EXERCISE DETAILS:
Repeat the whole listing exactly as written.

TASK INPUT:

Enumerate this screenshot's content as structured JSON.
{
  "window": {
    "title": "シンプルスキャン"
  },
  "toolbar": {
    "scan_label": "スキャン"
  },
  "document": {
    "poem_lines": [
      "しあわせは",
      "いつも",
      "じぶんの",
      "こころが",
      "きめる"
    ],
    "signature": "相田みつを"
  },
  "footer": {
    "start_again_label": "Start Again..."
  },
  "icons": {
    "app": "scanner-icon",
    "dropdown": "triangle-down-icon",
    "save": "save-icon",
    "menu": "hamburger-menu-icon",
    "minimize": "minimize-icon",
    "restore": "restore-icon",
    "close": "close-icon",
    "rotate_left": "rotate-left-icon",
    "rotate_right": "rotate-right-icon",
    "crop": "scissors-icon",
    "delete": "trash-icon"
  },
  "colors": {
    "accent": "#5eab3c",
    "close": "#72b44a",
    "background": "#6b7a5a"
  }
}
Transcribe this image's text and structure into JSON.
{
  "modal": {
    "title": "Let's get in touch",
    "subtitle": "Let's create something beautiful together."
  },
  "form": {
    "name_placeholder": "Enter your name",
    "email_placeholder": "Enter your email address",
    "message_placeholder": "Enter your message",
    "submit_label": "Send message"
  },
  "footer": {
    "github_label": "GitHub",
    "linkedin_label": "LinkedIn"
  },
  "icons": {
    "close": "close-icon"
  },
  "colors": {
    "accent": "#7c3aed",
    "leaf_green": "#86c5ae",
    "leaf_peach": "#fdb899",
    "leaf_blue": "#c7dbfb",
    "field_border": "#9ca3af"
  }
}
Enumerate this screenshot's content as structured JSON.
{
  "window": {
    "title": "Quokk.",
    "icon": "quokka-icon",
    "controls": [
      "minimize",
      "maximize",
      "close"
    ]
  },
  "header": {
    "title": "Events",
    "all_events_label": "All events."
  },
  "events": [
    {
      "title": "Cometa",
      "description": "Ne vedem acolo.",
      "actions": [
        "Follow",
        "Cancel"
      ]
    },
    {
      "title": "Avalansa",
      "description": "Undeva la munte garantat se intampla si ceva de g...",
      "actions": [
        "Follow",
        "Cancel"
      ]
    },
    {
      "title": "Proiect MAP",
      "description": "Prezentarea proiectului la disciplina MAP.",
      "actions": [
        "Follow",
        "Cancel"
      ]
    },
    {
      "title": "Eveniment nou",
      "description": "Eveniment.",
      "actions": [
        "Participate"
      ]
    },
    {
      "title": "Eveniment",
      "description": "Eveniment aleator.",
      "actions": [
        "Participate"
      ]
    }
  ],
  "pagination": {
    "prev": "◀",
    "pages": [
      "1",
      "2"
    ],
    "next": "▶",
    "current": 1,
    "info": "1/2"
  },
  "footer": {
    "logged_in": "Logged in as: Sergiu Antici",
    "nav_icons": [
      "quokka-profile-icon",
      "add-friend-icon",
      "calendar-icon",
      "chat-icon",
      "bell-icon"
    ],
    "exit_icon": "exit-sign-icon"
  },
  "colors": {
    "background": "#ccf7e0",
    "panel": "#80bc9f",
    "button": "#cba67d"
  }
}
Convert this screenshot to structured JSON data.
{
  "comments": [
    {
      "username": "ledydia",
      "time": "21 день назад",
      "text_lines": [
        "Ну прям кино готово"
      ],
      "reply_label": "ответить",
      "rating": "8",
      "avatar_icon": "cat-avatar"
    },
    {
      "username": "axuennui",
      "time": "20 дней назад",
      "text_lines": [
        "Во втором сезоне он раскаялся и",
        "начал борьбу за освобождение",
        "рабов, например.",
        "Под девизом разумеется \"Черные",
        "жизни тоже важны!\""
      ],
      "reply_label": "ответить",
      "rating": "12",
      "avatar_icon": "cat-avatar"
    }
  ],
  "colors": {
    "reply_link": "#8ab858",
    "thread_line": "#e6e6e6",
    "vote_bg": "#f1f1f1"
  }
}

WRITTEN SOLUTION:
Enumerate this screenshot's content as structured JSON.
{
  "window": {
    "title": "シンプルスキャン"
  },
  "toolbar": {
    "scan_label": "スキャン"
  },
  "document": {
    "poem_lines": [
      "しあわせは",
      "いつも",
      "じぶんの",
      "こころが",
      "きめる"
    ],
    "signature": "相田みつを"
  },
  "footer": {
    "start_again_label": "Start Again..."
  },
  "icons": {
    "app": "scanner-icon",
    "dropdown": "triangle-down-icon",
    "save": "save-icon",
    "menu": "hamburger-menu-icon",
    "minimize": "minimize-icon",
    "restore": "restore-icon",
    "close": "close-icon",
    "rotate_left": "rotate-left-icon",
    "rotate_right": "rotate-right-icon",
    "crop": "scissors-icon",
    "delete": "trash-icon"
  },
  "colors": {
    "accent": "#5eab3c",
    "close": "#72b44a",
    "background": "#6b7a5a"
  }
}
Transcribe this image's text and structure into JSON.
{
  "modal": {
    "title": "Let's get in touch",
    "subtitle": "Let's create something beautiful together."
  },
  "form": {
    "name_placeholder": "Enter your name",
    "email_placeholder": "Enter your email address",
    "message_placeholder": "Enter your message",
    "submit_label": "Send message"
  },
  "footer": {
    "github_label": "GitHub",
    "linkedin_label": "LinkedIn"
  },
  "icons": {
    "close": "close-icon"
  },
  "colors": {
    "accent": "#7c3aed",
    "leaf_green": "#86c5ae",
    "leaf_peach": "#fdb899",
    "leaf_blue": "#c7dbfb",
    "field_border": "#9ca3af"
  }
}
Enumerate this screenshot's content as structured JSON.
{
  "window": {
    "title": "Quokk.",
    "icon": "quokka-icon",
    "controls": [
      "minimize",
      "maximize",
      "close"
    ]
  },
  "header": {
    "title": "Events",
    "all_events_label": "All events."
  },
  "events": [
    {
      "title": "Cometa",
      "description": "Ne vedem acolo.",
      "actions": [
        "Follow",
        "Cancel"
      ]
    },
    {
      "title": "Avalansa",
      "description": "Undeva la munte garantat se intampla si ceva de g...",
      "actions": [
        "Follow",
        "Cancel"
      ]
    },
    {
      "title": "Proiect MAP",
      "description": "Prezentarea proiectului la disciplina MAP.",
      "actions": [
        "Follow",
        "Cancel"
      ]
    },
    {
      "title": "Eveniment nou",
      "description": "Eveniment.",
      "actions": [
        "Participate"
      ]
    },
    {
      "title": "Eveniment",
      "description": "Eveniment aleator.",
      "actions": [
        "Participate"
      ]
    }
  ],
  "pagination": {
    "prev": "◀",
    "pages": [
      "1",
      "2"
    ],
    "next": "▶",
    "current": 1,
    "info": "1/2"
  },
  "footer": {
    "logged_in": "Logged in as: Sergiu Antici",
    "nav_icons": [
      "quokka-profile-icon",
      "add-friend-icon",
      "calendar-icon",
      "chat-icon",
      "bell-icon"
    ],
    "exit_icon": "exit-sign-icon"
  },
  "colors": {
    "background": "#ccf7e0",
    "panel": "#80bc9f",
    "button": "#cba67d"
  }
}
Convert this screenshot to structured JSON data.
{
  "comments": [
    {
      "username": "ledydia",
      "time": "21 день назад",
      "text_lines": [
        "Ну прям кино готово"
      ],
      "reply_label": "ответить",
      "rating": "8",
      "avatar_icon": "cat-avatar"
    },
    {
      "username": "axuennui",
      "time": "20 дней назад",
      "text_lines": [
        "Во втором сезоне он раскаялся и",
        "начал борьбу за освобождение",
        "рабов, например.",
        "Под девизом разумеется \"Черные",
        "жизни тоже важны!\""
      ],
      "reply_label": "ответить",
      "rating": "12",
      "avatar_icon": "cat-avatar"
    }
  ],
  "colors": {
    "reply_link": "#8ab858",
    "thread_line": "#e6e6e6",
    "vote_bg": "#f1f1f1"
  }
}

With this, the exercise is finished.